— INSTRUCTIONS TO FOLLOW —
Repeat the records below exactly as they appear.

--

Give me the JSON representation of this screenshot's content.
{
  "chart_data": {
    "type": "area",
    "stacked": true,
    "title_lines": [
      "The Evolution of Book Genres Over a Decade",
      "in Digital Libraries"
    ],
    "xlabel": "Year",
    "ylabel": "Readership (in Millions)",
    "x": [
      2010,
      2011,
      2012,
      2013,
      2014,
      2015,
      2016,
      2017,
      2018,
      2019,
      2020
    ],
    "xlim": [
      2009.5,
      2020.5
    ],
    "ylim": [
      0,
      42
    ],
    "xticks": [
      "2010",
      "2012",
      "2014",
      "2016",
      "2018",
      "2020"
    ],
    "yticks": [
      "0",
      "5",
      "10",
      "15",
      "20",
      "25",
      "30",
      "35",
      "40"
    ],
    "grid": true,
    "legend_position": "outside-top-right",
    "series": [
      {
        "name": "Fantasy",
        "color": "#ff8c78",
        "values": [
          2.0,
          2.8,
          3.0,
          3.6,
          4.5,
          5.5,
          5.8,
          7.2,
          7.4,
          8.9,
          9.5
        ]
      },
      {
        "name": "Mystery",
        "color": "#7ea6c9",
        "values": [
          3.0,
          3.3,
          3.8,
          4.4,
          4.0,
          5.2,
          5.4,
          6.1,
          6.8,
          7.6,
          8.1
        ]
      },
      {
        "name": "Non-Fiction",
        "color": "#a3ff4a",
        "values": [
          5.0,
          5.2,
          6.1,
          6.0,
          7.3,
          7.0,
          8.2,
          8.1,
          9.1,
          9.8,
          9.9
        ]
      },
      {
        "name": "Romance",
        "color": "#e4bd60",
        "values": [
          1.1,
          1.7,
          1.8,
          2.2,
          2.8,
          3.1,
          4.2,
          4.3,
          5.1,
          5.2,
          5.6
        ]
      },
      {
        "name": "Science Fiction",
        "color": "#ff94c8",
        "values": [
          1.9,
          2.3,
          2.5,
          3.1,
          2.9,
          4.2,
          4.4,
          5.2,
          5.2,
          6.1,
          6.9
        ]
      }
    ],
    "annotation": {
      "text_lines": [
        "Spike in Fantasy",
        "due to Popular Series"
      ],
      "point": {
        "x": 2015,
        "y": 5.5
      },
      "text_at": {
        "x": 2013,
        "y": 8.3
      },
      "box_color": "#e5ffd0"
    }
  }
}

--

— WORKED SOLUTION —
Give me the JSON representation of this screenshot's content.
{
  "chart_data": {
    "type": "area",
    "stacked": true,
    "title_lines": [
      "The Evolution of Book Genres Over a Decade",
      "in Digital Libraries"
    ],
    "xlabel": "Year",
    "ylabel": "Readership (in Millions)",
    "x": [
      2010,
      2011,
      2012,
      2013,
      2014,
      2015,
      2016,
      2017,
      2018,
      2019,
      2020
    ],
    "xlim": [
      2009.5,
      2020.5
    ],
    "ylim": [
      0,
      42
    ],
    "xticks": [
      "2010",
      "2012",
      "2014",
      "2016",
      "2018",
      "2020"
    ],
    "yticks": [
      "0",
      "5",
      "10",
      "15",
      "20",
      "25",
      "30",
      "35",
      "40"
    ],
    "grid": true,
    "legend_position": "outside-top-right",
    "series": [
      {
        "name": "Fantasy",
        "color": "#ff8c78",
        "values": [
          2.0,
          2.8,
          3.0,
          3.6,
          4.5,
          5.5,
          5.8,
          7.2,
          7.4,
          8.9,
          9.5
        ]
      },
      {
        "name": "Mystery",
        "color": "#7ea6c9",
        "values": [
          3.0,
          3.3,
          3.8,
          4.4,
          4.0,
          5.2,
          5.4,
          6.1,
          6.8,
          7.6,
          8.1
        ]
      },
      {
        "name": "Non-Fiction",
        "color": "#a3ff4a",
        "values": [
          5.0,
          5.2,
          6.1,
          6.0,
          7.3,
          7.0,
          8.2,
          8.1,
          9.1,
          9.8,
          9.9
        ]
      },
      {
        "name": "Romance",
        "color": "#e4bd60",
        "values": [
          1.1,
          1.7,
          1.8,
          2.2,
          2.8,
          3.1,
          4.2,
          4.3,
          5.1,
          5.2,
          5.6
        ]
      },
      {
        "name": "Science Fiction",
        "color": "#ff94c8",
        "values": [
          1.9,
          2.3,
          2.5,
          3.1,
          2.9,
          4.2,
          4.4,
          5.2,
          5.2,
          6.1,
          6.9
        ]
      }
    ],
    "annotation": {
      "text_lines": [
        "Spike in Fantasy",
        "due to Popular Series"
      ],
      "point": {
        "x": 2015,
        "y": 5.5
      },
      "text_at": {
        "x": 2013,
        "y": 8.3
      },
      "box_color": "#e5ffd0"
    }
  }
}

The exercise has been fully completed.